Objective 1: In the records, turn the lines from the one containing "UI element localization: list" through the one containing "order-date-tail: 2: [456, 299, 467, 317]" into a JSON list of strings, one string per line, leaving out blank lines and pictures.

Document section:
....................

An Introduction to Differential I²C


A few weeks back, we talked about the no-nos of running I²C over long wires. For prototyping? Yes! But for a bulletproof production environment, this practice just won’t make the cut. This month I plucked my favorite solution from the bunch and gave it a spin. Specifically, I have put together a differential I²C (DI²C) setup with the PCA9615 to talk to a string of Bosch IMUs. Behold: an IMU Noodle is born! Grab yourself a cup of coffee and join me as I arm you with the nuts and bolts of DI²C so that you too can run I²C over long cables like a boss.

What’s so Schnazzy about Differential Signals?

There’s a host of ways to make I²C’s communication lines more noise resistant. From all of the choices we covered, I picked differential signals. They’re simple, fairly standardized, and just too elegant to ignore. Let’s take a moment for a brief “differential-signals-101” lecture. Hopefully, you’re already caffeinated!

....................

Objective 2: Which qualities does the article on differential I²C give for choosing differential signals? List them.

Data entries:
....................

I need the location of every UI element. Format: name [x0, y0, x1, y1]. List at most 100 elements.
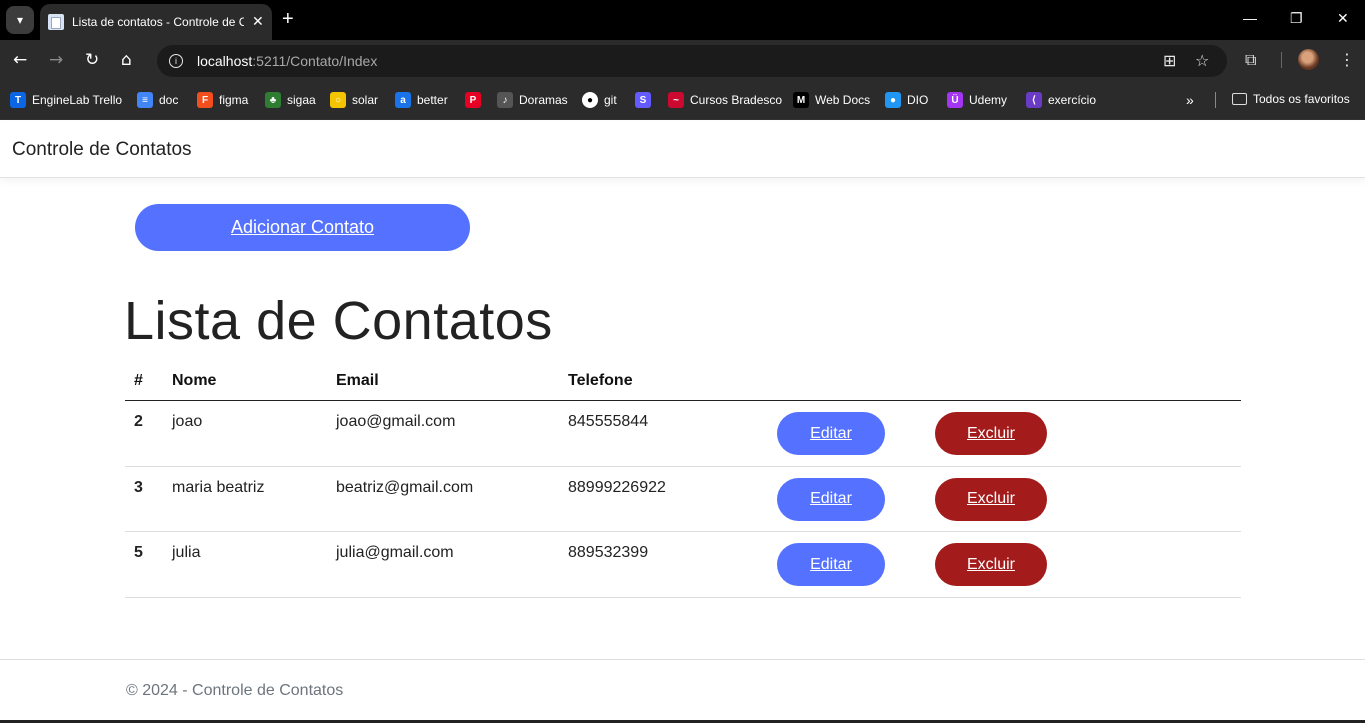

....................

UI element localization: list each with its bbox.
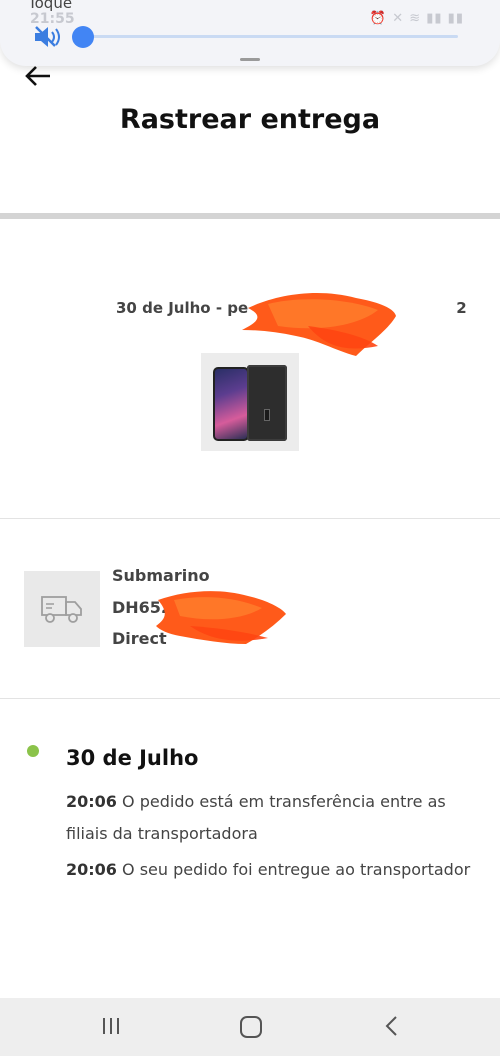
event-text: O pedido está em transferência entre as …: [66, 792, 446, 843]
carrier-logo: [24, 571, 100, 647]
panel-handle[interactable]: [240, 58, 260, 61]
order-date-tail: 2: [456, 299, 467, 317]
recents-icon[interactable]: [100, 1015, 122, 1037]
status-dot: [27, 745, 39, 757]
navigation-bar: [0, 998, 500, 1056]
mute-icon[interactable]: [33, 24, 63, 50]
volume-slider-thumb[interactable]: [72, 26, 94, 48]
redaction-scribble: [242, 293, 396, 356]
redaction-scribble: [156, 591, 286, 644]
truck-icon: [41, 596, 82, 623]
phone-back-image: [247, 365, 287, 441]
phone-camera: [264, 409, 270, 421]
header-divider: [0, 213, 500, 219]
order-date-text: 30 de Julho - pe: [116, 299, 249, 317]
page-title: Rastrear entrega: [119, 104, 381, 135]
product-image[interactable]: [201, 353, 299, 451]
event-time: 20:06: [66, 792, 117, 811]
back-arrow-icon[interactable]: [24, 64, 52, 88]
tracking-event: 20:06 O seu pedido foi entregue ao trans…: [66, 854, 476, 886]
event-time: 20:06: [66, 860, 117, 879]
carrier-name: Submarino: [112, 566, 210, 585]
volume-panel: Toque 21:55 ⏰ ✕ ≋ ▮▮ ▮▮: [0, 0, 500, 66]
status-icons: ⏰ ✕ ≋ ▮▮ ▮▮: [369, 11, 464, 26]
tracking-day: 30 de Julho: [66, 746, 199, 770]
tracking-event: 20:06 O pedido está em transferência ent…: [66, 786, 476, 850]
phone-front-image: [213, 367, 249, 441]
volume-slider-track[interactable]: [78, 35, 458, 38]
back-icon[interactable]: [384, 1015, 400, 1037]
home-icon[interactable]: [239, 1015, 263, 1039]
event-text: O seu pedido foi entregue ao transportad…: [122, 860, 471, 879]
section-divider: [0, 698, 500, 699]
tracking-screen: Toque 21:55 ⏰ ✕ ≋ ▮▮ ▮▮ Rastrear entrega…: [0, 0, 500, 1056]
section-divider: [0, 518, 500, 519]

....................

Problem solution 1:
[
  "UI element localization: list each with its bbox.",
  "event-text: O pedido está em transferência entre as …: [66, 792, 446, 843]",
  "carrier-logo: [24, 571, 100, 647]",
  "panel-handle[interactable]: [240, 58, 260, 61]",
  "order-date-tail: 2: [456, 299, 467, 317]"
]

Problem solution 2:
- Simple
- Fairly standardized
- Too elegant to ignore